Material shown:
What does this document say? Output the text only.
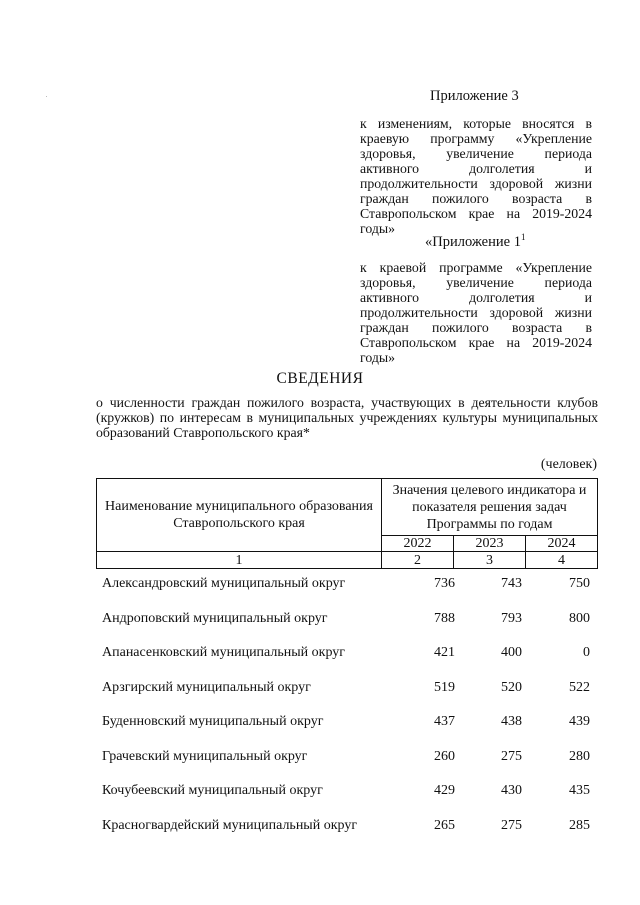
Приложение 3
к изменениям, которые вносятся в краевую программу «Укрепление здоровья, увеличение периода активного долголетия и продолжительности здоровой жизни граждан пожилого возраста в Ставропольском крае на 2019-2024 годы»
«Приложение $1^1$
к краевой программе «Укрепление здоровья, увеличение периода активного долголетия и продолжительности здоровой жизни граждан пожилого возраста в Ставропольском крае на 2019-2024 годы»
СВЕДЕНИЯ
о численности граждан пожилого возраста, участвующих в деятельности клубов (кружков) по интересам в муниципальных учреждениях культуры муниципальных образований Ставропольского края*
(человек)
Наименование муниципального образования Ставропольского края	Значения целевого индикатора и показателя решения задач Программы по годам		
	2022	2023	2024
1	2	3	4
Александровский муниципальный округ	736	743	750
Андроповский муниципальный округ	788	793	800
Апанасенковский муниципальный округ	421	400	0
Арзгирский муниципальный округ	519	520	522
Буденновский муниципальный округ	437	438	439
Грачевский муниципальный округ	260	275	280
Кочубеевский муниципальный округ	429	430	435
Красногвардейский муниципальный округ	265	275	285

...

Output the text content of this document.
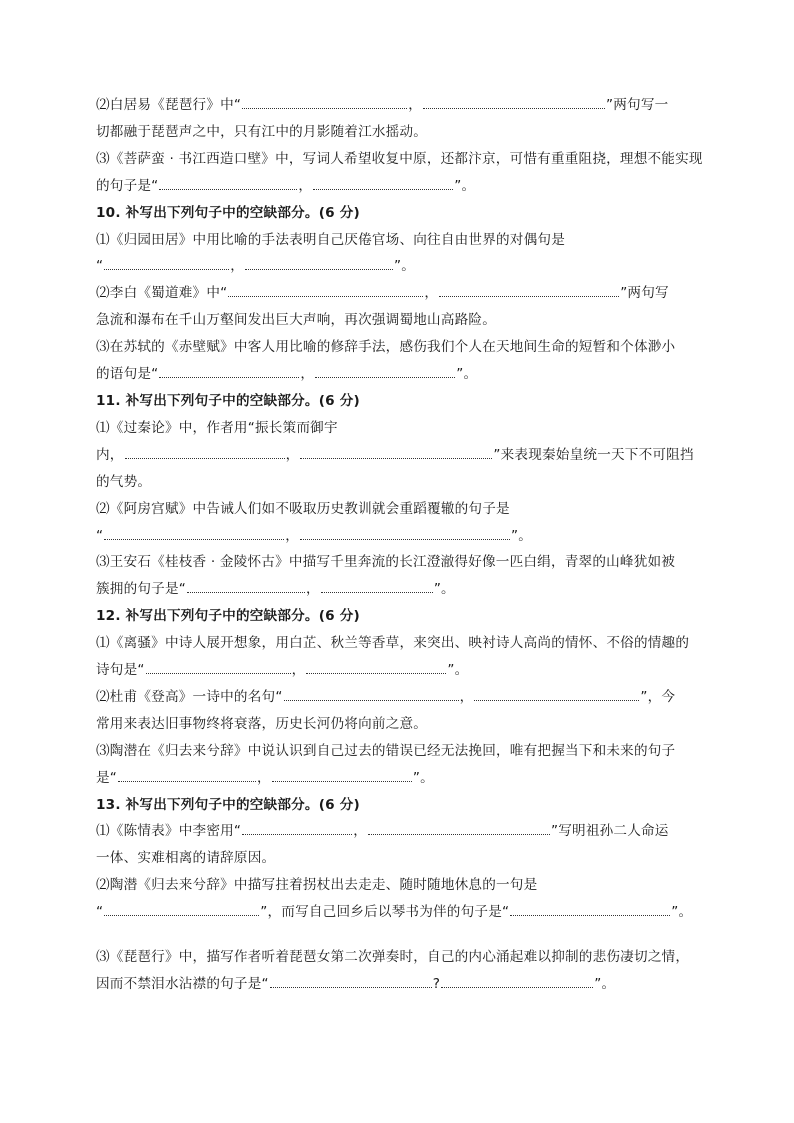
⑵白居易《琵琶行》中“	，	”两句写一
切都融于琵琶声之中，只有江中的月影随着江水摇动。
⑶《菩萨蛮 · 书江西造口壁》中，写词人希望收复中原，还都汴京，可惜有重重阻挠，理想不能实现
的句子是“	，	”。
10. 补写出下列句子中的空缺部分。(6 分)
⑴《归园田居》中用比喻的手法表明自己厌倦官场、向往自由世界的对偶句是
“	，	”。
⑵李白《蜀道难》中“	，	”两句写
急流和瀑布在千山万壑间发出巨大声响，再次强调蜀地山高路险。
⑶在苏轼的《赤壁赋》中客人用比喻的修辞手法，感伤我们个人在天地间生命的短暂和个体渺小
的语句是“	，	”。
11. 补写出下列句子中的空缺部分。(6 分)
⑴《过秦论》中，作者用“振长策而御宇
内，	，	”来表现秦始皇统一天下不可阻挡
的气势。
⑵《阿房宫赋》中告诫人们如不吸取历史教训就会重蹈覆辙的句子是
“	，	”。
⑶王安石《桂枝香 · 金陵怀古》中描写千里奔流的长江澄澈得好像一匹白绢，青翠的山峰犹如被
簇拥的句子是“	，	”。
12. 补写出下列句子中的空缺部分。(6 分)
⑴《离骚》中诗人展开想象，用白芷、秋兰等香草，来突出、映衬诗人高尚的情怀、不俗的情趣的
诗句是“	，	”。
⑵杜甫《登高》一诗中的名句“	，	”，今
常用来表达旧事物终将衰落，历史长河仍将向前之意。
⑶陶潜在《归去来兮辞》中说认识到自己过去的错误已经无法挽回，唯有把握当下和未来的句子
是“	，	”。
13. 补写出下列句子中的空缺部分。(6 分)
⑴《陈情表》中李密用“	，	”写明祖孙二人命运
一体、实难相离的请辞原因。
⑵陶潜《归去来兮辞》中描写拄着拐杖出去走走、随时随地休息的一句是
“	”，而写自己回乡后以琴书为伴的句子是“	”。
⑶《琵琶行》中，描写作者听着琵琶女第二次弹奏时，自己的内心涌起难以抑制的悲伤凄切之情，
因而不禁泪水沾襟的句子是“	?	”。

Directions: Report only how many lines in the listing contain the string "text".

Complete response: 2